(WHAT YOU NEED TO DO)
Translate this sentence from the breadboard computer write-up into Spanish: "The purpose of a clock in a computer is to keep everything in sync."

8-Bit Breadboard Computer

Ben Eater (whose website can be found here), is the person responsible for getting me to decide to pursue computer engineering. Ben, thank you for your excellent YouTube series, which allowed me to realize what I wanted to do as a career. Your willingness to teach freely on the internet has changed my life.

Overview

When you tell someone you’ve built a computer, what they think you mean is you’ve taken various components and stuck them inside of a case, that then acts as a desktop PC. While yes, this can refer to putting together desktop computer parts to yield a complete machine, building a computer can also mean constructing an entire computer (using the loose definition of a computer) from scratch, using only logic ICs, insane amounts of wire, and lots of breadboards.

My goal with this project was to build a computer from scratch, to learn and understand at a low, almost transistor-level, the inner workings of a computer. I wanted answers to the questions of how does binary work? and how does a computer remember? Of course, I understood that I was going to be taking a digital logic class at some point during my time in academia, but I wanted to understand now, so I decided to purchase Ben Eater’s kit and construct an 8-Bit breadboard computer.

After six months of painstaking construction, debugging, breaking, re-starting, and rebuilding, this is the finished product:

Understanding a computer's structure

To build a computer, you need to understand the core components that structure it. While some computers may be more complex, the minimum structure is going to require:

A clock to synchronize all parts of the system.
Registers to act as the lowest form of data storage.
An arithmetic logic unit to perform logical and mathematical computations.
Memory to store programs that will be run.
A program counter to keep track of where in the program execution the computer is at.
Control logic for allowing each component to interact with one another.

Of course, all these components need to be connected as well and that is why there is also a bus that acts as the main point of connection for everything in the system.

CPU clock circuit. Credit: Eater.net

The clock

The purpose of a clock in a computer is to keep everything in sync. When a computer is running, it is the time in-between clock pulses when data is moving around, and then all the signals should be settled in the desired state at the change of the clock pulse.

(PROVIDED MATERIAL)
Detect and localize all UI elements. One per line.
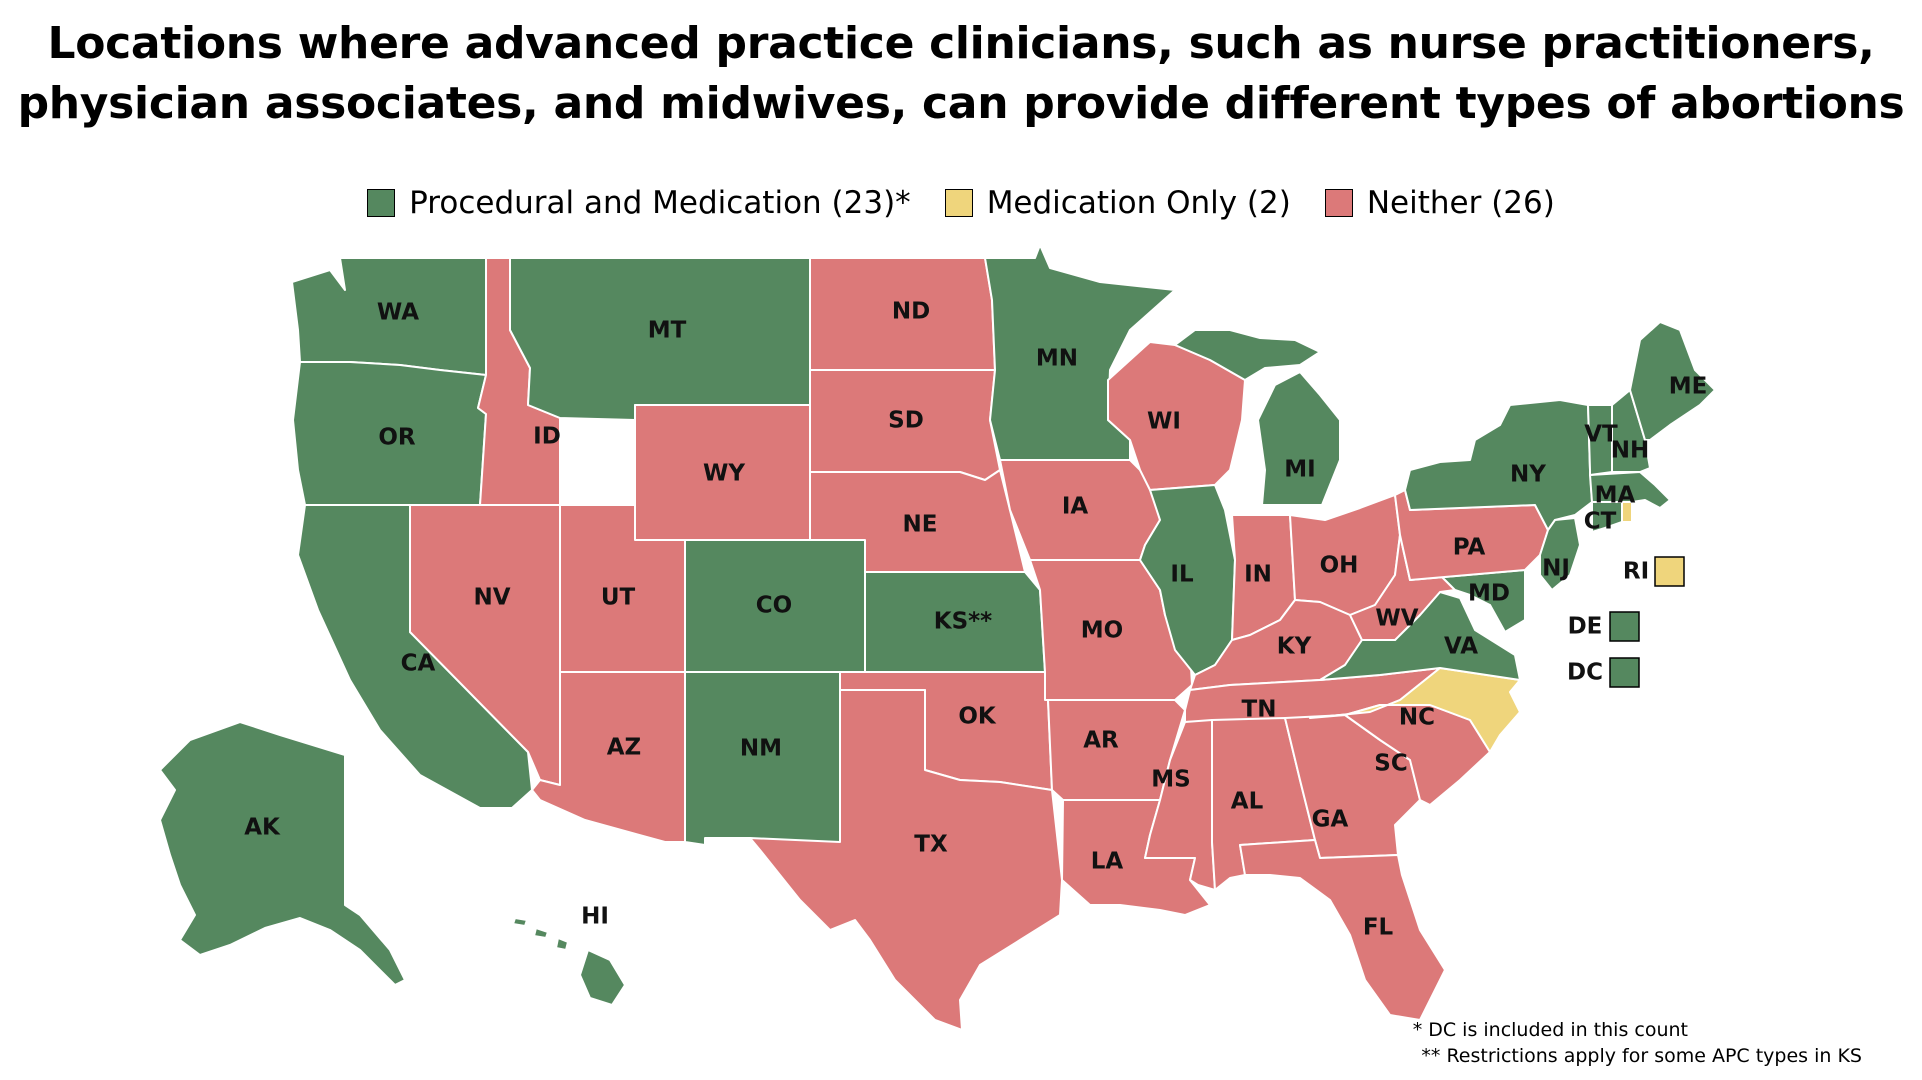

(FULL SOLUTION)
El propósito de un reloj en una computadora es mantener todo sincronizado.